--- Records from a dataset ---
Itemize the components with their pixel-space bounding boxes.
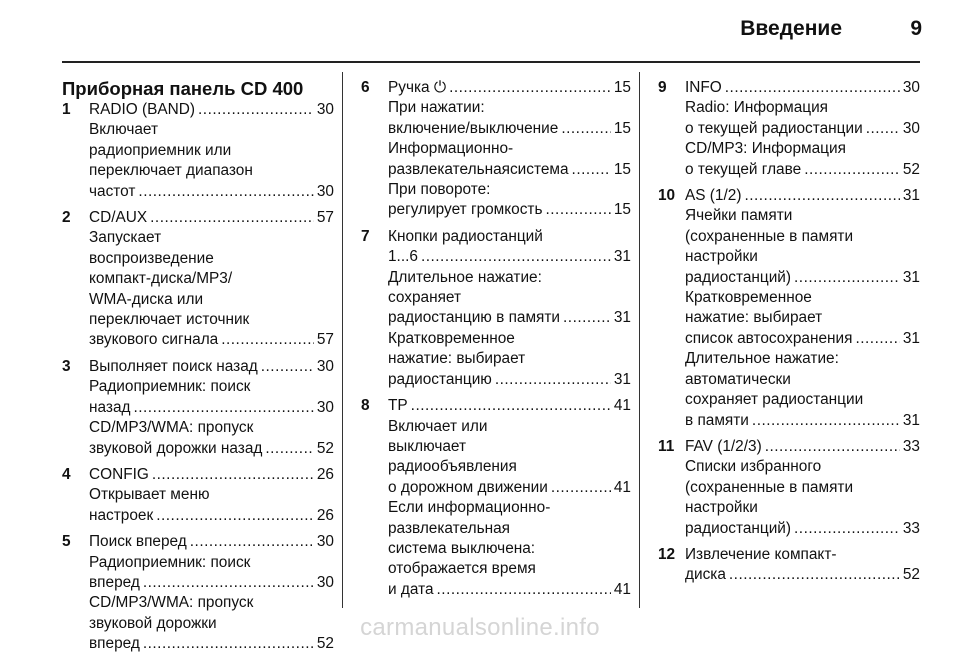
- dot-leader: [437, 580, 611, 600]
- entry-text: компакт-диска/MP3/: [89, 270, 233, 288]
- entry-line: [388, 539, 631, 559]
- entry-body: [89, 357, 334, 459]
- entry-line: [685, 390, 920, 410]
- entry-line: [685, 139, 920, 159]
- entry-text: CD/MP3/WMA: пропуск: [89, 419, 254, 437]
- page-reference: 31: [902, 329, 920, 347]
- entry-line: [388, 247, 631, 267]
- entry-text: выключает: [388, 437, 467, 455]
- entry-text: Кратковременное: [685, 289, 812, 307]
- page-reference: 15: [613, 119, 631, 137]
- dot-leader: [138, 182, 313, 202]
- entry-line: [388, 268, 631, 288]
- index-entry: [658, 78, 920, 180]
- dot-leader: [804, 160, 900, 180]
- entry-number: 12: [658, 545, 676, 563]
- entry-line: [89, 506, 334, 526]
- dot-leader: [449, 78, 611, 98]
- entry-line: [89, 330, 334, 350]
- entry-text: INFO: [685, 79, 722, 96]
- dot-leader: [794, 268, 900, 288]
- page-reference: 57: [316, 331, 334, 349]
- entry-text: При повороте:: [388, 181, 491, 199]
- entry-text: настройки: [685, 248, 758, 266]
- page-reference: 41: [613, 580, 631, 598]
- entry-text: (сохраненные в памяти: [685, 478, 854, 496]
- entry-text: назад: [89, 398, 131, 416]
- entry-text: Открывает меню: [89, 486, 210, 504]
- entry-text: отображается время: [388, 560, 536, 578]
- page-reference: 41: [613, 397, 631, 415]
- page-reference: 30: [316, 398, 334, 416]
- entry-line: [89, 208, 334, 228]
- entry-line: [685, 478, 920, 498]
- entry-number: 1: [62, 101, 71, 118]
- entry-text: радиостанций): [685, 519, 792, 537]
- entry-text: о дорожном движении: [388, 478, 548, 496]
- entry-line: [685, 308, 920, 328]
- dot-leader: [561, 119, 611, 139]
- entry-line: [89, 357, 334, 377]
- index-entry: [658, 186, 920, 431]
- entry-body: [89, 465, 334, 526]
- entry-text: FAV (1/2/3): [685, 437, 762, 455]
- entry-text: Радиоприемник: поиск: [89, 378, 251, 396]
- page-reference: 33: [902, 437, 920, 455]
- entry-text: (сохраненные в памяти: [685, 227, 854, 245]
- entry-text: Списки избранного: [685, 458, 822, 476]
- entry-line: [388, 119, 631, 139]
- entry-text: система выключена:: [388, 539, 536, 557]
- dot-leader: [221, 330, 314, 350]
- entry-list: [658, 78, 920, 586]
- entry-line: [89, 120, 334, 140]
- column-divider: [639, 72, 640, 608]
- entry-line: [89, 161, 334, 181]
- dot-leader: [744, 186, 899, 206]
- entry-text: звуковой дорожки назад: [89, 439, 263, 457]
- entry-line: [685, 437, 920, 457]
- entry-line: [388, 349, 631, 369]
- entry-text: радиостанцию: [388, 370, 492, 388]
- entry-line: [89, 465, 334, 485]
- dot-leader: [143, 573, 314, 593]
- page-reference: 15: [613, 79, 631, 96]
- entry-text: Извлечение компакт-: [685, 545, 837, 563]
- entry-line: [89, 182, 334, 202]
- entry-line: [89, 310, 334, 330]
- page-reference: 30: [902, 119, 920, 137]
- entry-text: сохраняет радиостанции: [685, 391, 864, 409]
- entry-text: Длительное нажатие:: [685, 350, 839, 368]
- entry-line: [685, 206, 920, 226]
- entry-line: [388, 519, 631, 539]
- page-reference: 52: [316, 635, 334, 653]
- entry-line: [388, 478, 631, 498]
- entry-number: 7: [361, 227, 370, 245]
- page-reference: 57: [316, 209, 334, 227]
- entry-text: Радиоприемник: поиск: [89, 553, 251, 571]
- page-reference: 41: [613, 478, 631, 496]
- entry-text: 1...6: [388, 248, 418, 266]
- dot-leader: [261, 357, 314, 377]
- entry-line: [685, 227, 920, 247]
- page-reference: 52: [902, 566, 920, 584]
- entry-body: [685, 545, 920, 586]
- entry-text: радиостанций): [685, 268, 792, 286]
- watermark: carmanualsonline.info: [360, 614, 600, 641]
- entry-line: [388, 180, 631, 200]
- entry-line: [89, 249, 334, 269]
- entry-text: радиоприемник или: [89, 141, 232, 159]
- dot-leader: [752, 411, 900, 431]
- entry-line: [388, 498, 631, 518]
- entry-number: 5: [62, 533, 71, 551]
- entry-text: развлекательная: [388, 519, 510, 537]
- entry-text: TP: [388, 397, 408, 415]
- page-number: 9: [910, 17, 922, 40]
- entry-line: [388, 396, 631, 416]
- entry-text: регулирует громкость: [388, 201, 543, 219]
- entry-line: [685, 186, 920, 206]
- page-reference: 52: [902, 160, 920, 178]
- entry-text: звуковой дорожки: [89, 614, 217, 632]
- index-entry: [62, 465, 334, 526]
- dot-leader: [546, 200, 611, 220]
- entry-line: [89, 100, 334, 120]
- entry-text: радиообъявления: [388, 458, 517, 476]
- entry-number: 11: [658, 437, 675, 455]
- entry-text: переключает диапазон: [89, 162, 253, 180]
- entry-text: Включает или: [388, 417, 488, 435]
- entry-line: [89, 418, 334, 438]
- entry-text: воспроизведение: [89, 249, 214, 267]
- entry-line: [388, 78, 631, 98]
- entry-line: [388, 437, 631, 457]
- entry-body: [685, 186, 920, 431]
- entry-text: Кратковременное: [388, 329, 515, 347]
- entry-line: [388, 329, 631, 349]
- dot-leader: [563, 308, 611, 328]
- entry-text: сохраняет: [388, 289, 461, 307]
- entry-line: [89, 141, 334, 161]
- dot-leader: [765, 437, 900, 457]
- entry-text: список автосохранения: [685, 329, 853, 347]
- entry-text: и дата: [388, 580, 434, 598]
- column-2: [361, 78, 631, 606]
- entry-text: CD/AUX: [89, 209, 148, 227]
- entry-line: [685, 565, 920, 585]
- entry-number: 3: [62, 357, 71, 375]
- entry-line: [89, 593, 334, 613]
- entry-text: в памяти: [685, 411, 749, 429]
- section-title: Приборная панель CD 400: [62, 78, 304, 99]
- entry-text: развлекательнаясистема: [388, 160, 569, 178]
- dot-leader: [156, 506, 314, 526]
- entry-line: [685, 519, 920, 539]
- dot-leader: [265, 439, 314, 459]
- entry-text: AS (1/2): [685, 187, 742, 205]
- entry-text: CD/MP3/WMA: пропуск: [89, 594, 254, 612]
- entry-number: 4: [62, 465, 71, 483]
- entry-line: [89, 398, 334, 418]
- entry-line: [388, 160, 631, 180]
- entry-text: настройки: [685, 499, 758, 517]
- entry-line: [685, 370, 920, 390]
- page-reference: 30: [316, 101, 334, 118]
- entry-text: частот: [89, 182, 136, 200]
- entry-text: При нажатии:: [388, 99, 485, 117]
- entry-number: 6: [361, 79, 370, 96]
- entry-line: [685, 329, 920, 349]
- column-3: [658, 78, 920, 592]
- entry-text: нажатие: выбирает: [388, 350, 526, 368]
- page-reference: 31: [613, 370, 631, 388]
- entry-text: вперед: [89, 573, 140, 591]
- dot-leader: [190, 532, 314, 552]
- entry-line: [685, 98, 920, 118]
- dot-leader: [551, 478, 611, 498]
- entry-line: [685, 288, 920, 308]
- dot-leader: [866, 119, 900, 139]
- entry-list: [361, 78, 631, 600]
- entry-number: 8: [361, 397, 370, 415]
- entry-text: Ячейки памяти: [685, 207, 793, 225]
- entry-text: нажатие: выбирает: [685, 309, 823, 327]
- dot-leader: [794, 519, 900, 539]
- index-entry: [361, 227, 631, 390]
- column-1: [62, 78, 334, 661]
- entry-line: [388, 417, 631, 437]
- entry-text: переключает источник: [89, 311, 250, 329]
- entry-line: [685, 247, 920, 267]
- entry-text: радиостанцию в памяти: [388, 309, 561, 327]
- dot-leader: [729, 565, 900, 585]
- dot-leader: [152, 465, 314, 485]
- page-reference: 33: [902, 519, 920, 537]
- entry-text: Ручка ⏻: [388, 79, 447, 96]
- dot-leader: [411, 396, 611, 416]
- dot-leader: [572, 160, 611, 180]
- dot-leader: [198, 100, 314, 120]
- index-entry: [62, 357, 334, 459]
- page-reference: 30: [316, 182, 334, 200]
- index-entry: [361, 396, 631, 600]
- entry-text: RADIO (BAND): [89, 101, 196, 118]
- index-entry: [361, 78, 631, 221]
- entry-body: [388, 78, 631, 221]
- entry-text: Выполняет поиск назад: [89, 357, 258, 375]
- dot-leader: [495, 370, 611, 390]
- entry-line: [388, 559, 631, 579]
- page-reference: 30: [316, 533, 334, 551]
- page-reference: 31: [902, 268, 920, 286]
- entry-body: [685, 78, 920, 180]
- entry-text: настроек: [89, 506, 154, 524]
- page-reference: 31: [613, 309, 631, 327]
- entry-line: [89, 573, 334, 593]
- page-reference: 31: [613, 248, 631, 266]
- page-reference: 31: [902, 411, 920, 429]
- entry-list: [62, 100, 334, 655]
- index-entry: [658, 437, 920, 539]
- entry-line: [685, 349, 920, 369]
- entry-text: Radio: Информация: [685, 99, 828, 117]
- entry-line: [89, 377, 334, 397]
- entry-text: CONFIG: [89, 465, 149, 483]
- entry-text: Кнопки радиостанций: [388, 227, 543, 245]
- header-rule: [62, 61, 920, 63]
- entry-number: 9: [658, 79, 667, 96]
- index-entry: [658, 545, 920, 586]
- entry-text: CD/MP3: Информация: [685, 140, 846, 158]
- entry-text: о текущей главе: [685, 160, 802, 178]
- entry-text: о текущей радиостанции: [685, 119, 863, 137]
- column-divider: [342, 72, 343, 608]
- entry-line: [89, 439, 334, 459]
- entry-text: Информационно-: [388, 140, 514, 158]
- dot-leader: [133, 398, 313, 418]
- dot-leader: [855, 329, 899, 349]
- entry-text: WMA-диска или: [89, 290, 204, 308]
- entry-text: автоматически: [685, 370, 791, 388]
- entry-line: [89, 269, 334, 289]
- page-reference: 15: [613, 201, 631, 219]
- entry-line: [685, 545, 920, 565]
- page-title: Введение: [740, 17, 842, 40]
- entry-text: Запускает: [89, 229, 162, 247]
- entry-line: [388, 98, 631, 118]
- index-entry: [62, 208, 334, 351]
- entry-line: [388, 580, 631, 600]
- entry-line: [685, 457, 920, 477]
- entry-line: [685, 78, 920, 98]
- entry-number: 10: [658, 187, 676, 205]
- entry-line: [388, 288, 631, 308]
- page-reference: 30: [902, 79, 920, 96]
- entry-line: [685, 119, 920, 139]
- entry-line: [89, 485, 334, 505]
- entry-line: [685, 160, 920, 180]
- index-entry: [62, 100, 334, 202]
- entry-line: [685, 498, 920, 518]
- entry-line: [685, 411, 920, 431]
- entry-text: Поиск вперед: [89, 533, 187, 551]
- entry-line: [89, 532, 334, 552]
- entry-text: Включает: [89, 121, 159, 139]
- entry-line: [388, 308, 631, 328]
- entry-line: [388, 227, 631, 247]
- entry-text: диска: [685, 566, 726, 584]
- entry-line: [388, 457, 631, 477]
- entry-body: [685, 437, 920, 539]
- entry-text: Длительное нажатие:: [388, 268, 542, 286]
- entry-body: [89, 100, 334, 202]
- entry-text: включение/выключение: [388, 119, 559, 137]
- entry-text: звукового сигнала: [89, 331, 219, 349]
- entry-body: [388, 396, 631, 600]
- page-reference: 31: [902, 187, 920, 205]
- entry-line: [89, 228, 334, 248]
- entry-line: [388, 370, 631, 390]
- entry-line: [89, 290, 334, 310]
- entry-body: [388, 227, 631, 390]
- entry-line: [89, 553, 334, 573]
- dot-leader: [421, 247, 611, 267]
- page-header: [0, 0, 960, 62]
- page-reference: 26: [316, 465, 334, 483]
- page-reference: 15: [613, 160, 631, 178]
- entry-text: Если информационно-: [388, 499, 551, 517]
- entry-line: [685, 268, 920, 288]
- dot-leader: [150, 208, 314, 228]
- page-reference: 30: [316, 573, 334, 591]
- entry-body: [89, 208, 334, 351]
- entry-line: [388, 200, 631, 220]
- dot-leader: [725, 78, 900, 98]
- page-reference: 26: [316, 506, 334, 524]
- entry-number: 2: [62, 209, 71, 227]
- page-reference: 52: [316, 439, 334, 457]
- entry-text: вперед: [89, 635, 140, 653]
- entry-line: [388, 139, 631, 159]
- page-reference: 30: [316, 357, 334, 375]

--- WHAT TO DO ---
Retype the part of the material above that opens with the line containing "- dot-leader: [437, 580, 611, 600]" and closes with the line containing "- entry-text: выключает: [388, 437, 467, 455]", keeping both of those lines.

--- ANSWER TO THIS EXERCISE ---
- dot-leader: [437, 580, 611, 600]
- entry-text: компакт-диска/MP3/: [89, 270, 233, 288]
- entry-line: [388, 539, 631, 559]
- entry-body: [89, 357, 334, 459]
- entry-line: [685, 390, 920, 410]
- entry-line: [685, 139, 920, 159]
- entry-text: CD/MP3/WMA: пропуск: [89, 419, 254, 437]
- page-reference: 31: [902, 329, 920, 347]
- entry-line: [388, 247, 631, 267]
- entry-text: выключает: [388, 437, 467, 455]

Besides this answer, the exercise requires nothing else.